*Exercise directions:* Give the number of lines in the records below that include "circles", and nothing more.

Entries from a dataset
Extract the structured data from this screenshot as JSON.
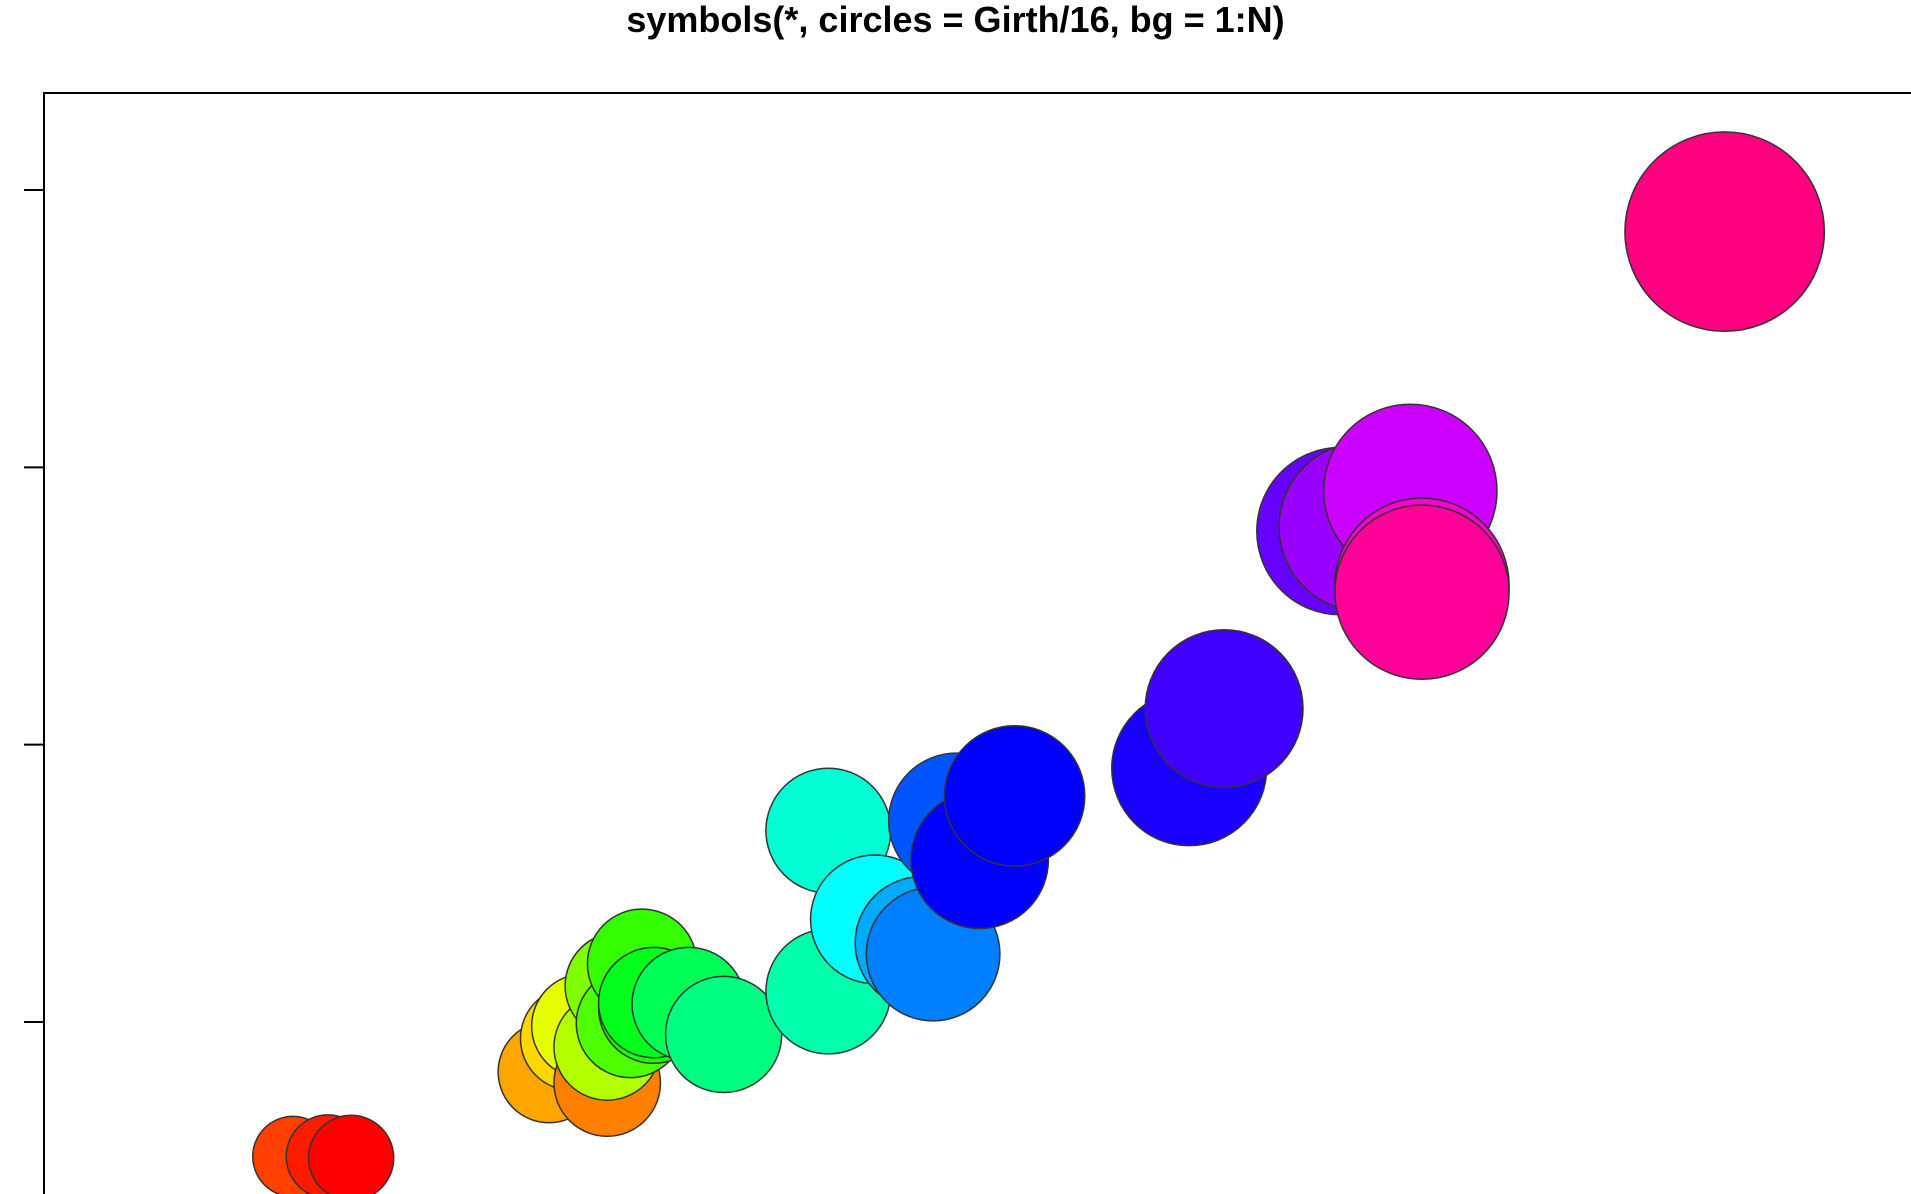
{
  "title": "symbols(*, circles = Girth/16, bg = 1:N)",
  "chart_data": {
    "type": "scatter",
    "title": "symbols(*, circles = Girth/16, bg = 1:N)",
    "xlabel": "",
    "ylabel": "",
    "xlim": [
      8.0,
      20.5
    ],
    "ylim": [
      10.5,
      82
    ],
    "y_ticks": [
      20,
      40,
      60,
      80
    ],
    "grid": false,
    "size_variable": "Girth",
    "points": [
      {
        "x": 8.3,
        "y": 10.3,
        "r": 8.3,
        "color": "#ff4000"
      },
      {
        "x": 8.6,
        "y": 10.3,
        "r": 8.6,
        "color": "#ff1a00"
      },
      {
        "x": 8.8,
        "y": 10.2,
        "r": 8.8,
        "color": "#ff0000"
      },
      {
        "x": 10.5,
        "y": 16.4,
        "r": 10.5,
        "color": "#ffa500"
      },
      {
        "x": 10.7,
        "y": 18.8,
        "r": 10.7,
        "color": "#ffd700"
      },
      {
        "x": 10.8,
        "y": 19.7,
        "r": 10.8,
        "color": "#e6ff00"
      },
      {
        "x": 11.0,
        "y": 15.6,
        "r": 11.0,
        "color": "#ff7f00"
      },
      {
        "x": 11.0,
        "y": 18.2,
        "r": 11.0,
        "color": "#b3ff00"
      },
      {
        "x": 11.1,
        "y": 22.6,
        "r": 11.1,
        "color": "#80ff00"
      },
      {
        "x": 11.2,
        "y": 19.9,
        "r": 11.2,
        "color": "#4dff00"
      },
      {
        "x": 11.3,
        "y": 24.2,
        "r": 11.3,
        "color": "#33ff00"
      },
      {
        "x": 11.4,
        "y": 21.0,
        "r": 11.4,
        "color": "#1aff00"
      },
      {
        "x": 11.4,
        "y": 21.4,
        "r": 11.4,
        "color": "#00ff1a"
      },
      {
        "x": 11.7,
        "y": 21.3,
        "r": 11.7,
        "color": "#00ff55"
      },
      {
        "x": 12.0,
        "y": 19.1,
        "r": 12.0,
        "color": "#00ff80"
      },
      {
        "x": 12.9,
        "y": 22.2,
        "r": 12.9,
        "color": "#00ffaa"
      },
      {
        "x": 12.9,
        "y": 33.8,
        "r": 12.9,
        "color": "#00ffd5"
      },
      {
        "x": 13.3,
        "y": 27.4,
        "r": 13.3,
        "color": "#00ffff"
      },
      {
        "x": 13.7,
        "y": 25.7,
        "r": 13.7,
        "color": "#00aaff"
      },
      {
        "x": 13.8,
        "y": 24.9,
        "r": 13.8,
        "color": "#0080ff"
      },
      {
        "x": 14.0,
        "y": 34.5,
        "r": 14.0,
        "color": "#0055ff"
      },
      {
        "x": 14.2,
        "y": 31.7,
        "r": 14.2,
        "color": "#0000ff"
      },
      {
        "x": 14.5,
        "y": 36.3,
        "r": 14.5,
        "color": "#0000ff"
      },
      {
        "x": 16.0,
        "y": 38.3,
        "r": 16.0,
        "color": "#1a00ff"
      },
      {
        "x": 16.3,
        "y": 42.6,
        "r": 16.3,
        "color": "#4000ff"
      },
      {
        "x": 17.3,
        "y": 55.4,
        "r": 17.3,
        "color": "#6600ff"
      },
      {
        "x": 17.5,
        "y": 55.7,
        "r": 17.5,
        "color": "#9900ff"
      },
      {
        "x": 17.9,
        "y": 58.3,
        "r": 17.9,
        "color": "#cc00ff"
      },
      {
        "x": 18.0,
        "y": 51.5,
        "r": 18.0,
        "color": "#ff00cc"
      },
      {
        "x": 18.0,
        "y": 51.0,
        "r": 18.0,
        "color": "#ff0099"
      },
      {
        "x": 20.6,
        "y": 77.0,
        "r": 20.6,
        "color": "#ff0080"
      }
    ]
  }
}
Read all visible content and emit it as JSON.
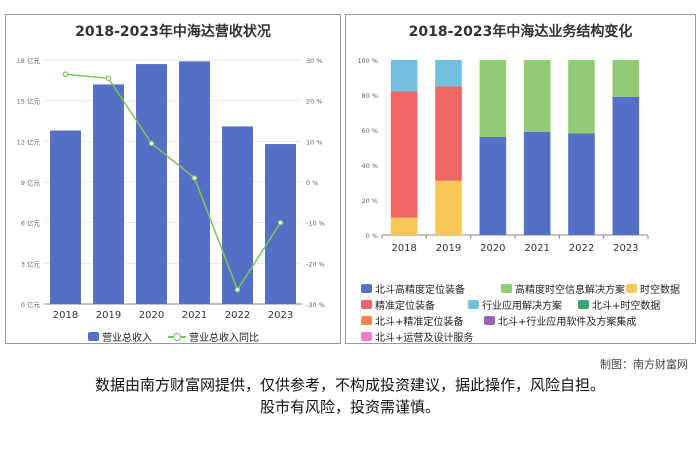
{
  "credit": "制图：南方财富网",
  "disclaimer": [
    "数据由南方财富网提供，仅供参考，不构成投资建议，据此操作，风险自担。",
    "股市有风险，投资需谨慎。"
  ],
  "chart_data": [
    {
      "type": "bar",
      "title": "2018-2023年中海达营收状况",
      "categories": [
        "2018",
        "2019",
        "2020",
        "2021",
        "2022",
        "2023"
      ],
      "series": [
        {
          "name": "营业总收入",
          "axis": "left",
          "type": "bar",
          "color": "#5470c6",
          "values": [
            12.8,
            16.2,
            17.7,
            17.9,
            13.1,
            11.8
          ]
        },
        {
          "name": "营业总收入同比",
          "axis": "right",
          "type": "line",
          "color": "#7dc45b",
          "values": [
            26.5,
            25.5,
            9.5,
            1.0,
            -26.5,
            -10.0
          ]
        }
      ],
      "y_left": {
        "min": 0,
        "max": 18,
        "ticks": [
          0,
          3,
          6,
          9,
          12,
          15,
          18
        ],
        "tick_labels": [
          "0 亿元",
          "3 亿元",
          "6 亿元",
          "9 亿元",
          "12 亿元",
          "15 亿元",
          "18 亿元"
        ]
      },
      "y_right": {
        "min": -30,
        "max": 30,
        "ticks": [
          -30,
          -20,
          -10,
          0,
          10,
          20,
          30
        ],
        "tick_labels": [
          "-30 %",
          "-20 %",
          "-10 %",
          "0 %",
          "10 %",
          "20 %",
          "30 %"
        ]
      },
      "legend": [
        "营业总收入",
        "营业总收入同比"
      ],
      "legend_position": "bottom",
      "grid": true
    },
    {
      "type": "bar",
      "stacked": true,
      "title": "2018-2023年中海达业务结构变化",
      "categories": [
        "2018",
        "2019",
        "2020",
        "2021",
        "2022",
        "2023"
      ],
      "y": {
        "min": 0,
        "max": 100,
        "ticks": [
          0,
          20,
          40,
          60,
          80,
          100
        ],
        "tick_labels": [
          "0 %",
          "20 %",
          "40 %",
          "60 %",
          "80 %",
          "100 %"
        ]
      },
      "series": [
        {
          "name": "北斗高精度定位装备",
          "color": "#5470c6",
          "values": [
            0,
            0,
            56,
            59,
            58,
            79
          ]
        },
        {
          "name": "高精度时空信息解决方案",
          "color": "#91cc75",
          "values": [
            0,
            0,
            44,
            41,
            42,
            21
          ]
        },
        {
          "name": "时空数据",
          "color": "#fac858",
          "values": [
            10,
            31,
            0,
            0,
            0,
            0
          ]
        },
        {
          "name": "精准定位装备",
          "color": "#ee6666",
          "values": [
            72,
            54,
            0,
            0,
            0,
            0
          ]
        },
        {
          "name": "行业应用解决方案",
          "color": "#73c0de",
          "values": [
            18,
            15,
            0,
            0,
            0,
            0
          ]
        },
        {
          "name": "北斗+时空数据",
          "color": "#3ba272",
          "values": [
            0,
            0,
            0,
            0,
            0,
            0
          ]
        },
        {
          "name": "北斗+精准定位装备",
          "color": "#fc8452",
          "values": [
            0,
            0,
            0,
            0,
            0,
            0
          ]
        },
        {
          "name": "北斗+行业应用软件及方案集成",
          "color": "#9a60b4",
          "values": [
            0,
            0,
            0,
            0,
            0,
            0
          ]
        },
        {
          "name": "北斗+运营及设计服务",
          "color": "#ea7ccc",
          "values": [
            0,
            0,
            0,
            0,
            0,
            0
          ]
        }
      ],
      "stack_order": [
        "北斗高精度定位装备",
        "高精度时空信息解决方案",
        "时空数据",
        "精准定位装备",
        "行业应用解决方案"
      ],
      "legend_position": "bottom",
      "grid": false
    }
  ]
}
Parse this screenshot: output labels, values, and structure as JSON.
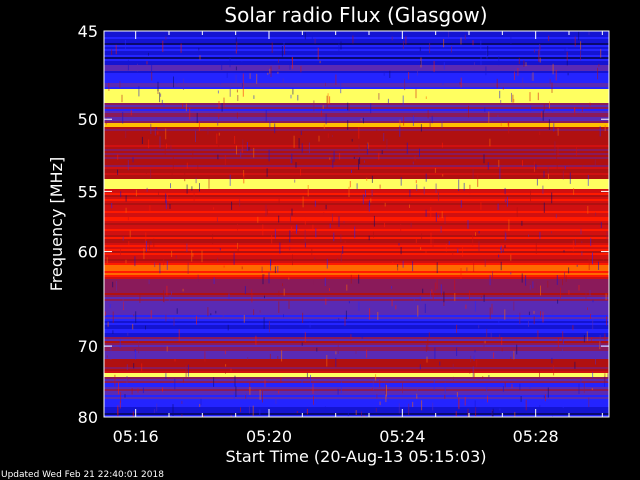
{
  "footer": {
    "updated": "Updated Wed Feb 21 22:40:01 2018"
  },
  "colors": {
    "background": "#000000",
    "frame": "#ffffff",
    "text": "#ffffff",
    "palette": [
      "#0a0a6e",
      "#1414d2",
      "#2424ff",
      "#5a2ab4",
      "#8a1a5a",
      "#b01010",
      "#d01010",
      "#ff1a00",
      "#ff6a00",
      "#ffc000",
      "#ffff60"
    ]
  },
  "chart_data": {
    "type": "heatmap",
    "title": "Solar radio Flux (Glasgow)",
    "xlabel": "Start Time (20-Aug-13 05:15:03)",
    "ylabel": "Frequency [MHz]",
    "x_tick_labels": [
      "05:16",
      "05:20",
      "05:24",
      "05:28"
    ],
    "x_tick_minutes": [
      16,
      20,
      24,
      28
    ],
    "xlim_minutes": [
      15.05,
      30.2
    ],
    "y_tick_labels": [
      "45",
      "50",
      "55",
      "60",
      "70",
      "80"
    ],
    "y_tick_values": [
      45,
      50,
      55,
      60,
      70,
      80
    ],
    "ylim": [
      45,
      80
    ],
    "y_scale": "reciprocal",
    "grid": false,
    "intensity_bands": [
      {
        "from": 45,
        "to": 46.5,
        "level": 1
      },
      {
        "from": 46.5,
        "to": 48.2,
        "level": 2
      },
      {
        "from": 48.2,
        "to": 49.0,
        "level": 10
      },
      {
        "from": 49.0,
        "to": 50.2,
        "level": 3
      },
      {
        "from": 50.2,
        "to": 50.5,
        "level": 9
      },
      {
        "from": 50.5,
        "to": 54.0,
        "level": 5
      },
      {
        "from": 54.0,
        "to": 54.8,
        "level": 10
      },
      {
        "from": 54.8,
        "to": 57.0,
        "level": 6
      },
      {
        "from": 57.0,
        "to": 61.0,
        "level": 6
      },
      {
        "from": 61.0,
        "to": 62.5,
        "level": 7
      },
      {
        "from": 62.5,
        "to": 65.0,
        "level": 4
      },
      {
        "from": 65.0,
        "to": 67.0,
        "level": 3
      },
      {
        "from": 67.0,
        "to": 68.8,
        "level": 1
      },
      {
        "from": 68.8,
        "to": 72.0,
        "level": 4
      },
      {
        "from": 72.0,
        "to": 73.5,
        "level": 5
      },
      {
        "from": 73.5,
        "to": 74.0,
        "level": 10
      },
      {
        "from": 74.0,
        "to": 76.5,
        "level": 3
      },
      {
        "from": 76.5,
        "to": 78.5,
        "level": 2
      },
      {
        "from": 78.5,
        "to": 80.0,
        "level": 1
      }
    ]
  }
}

*Completed task:* 2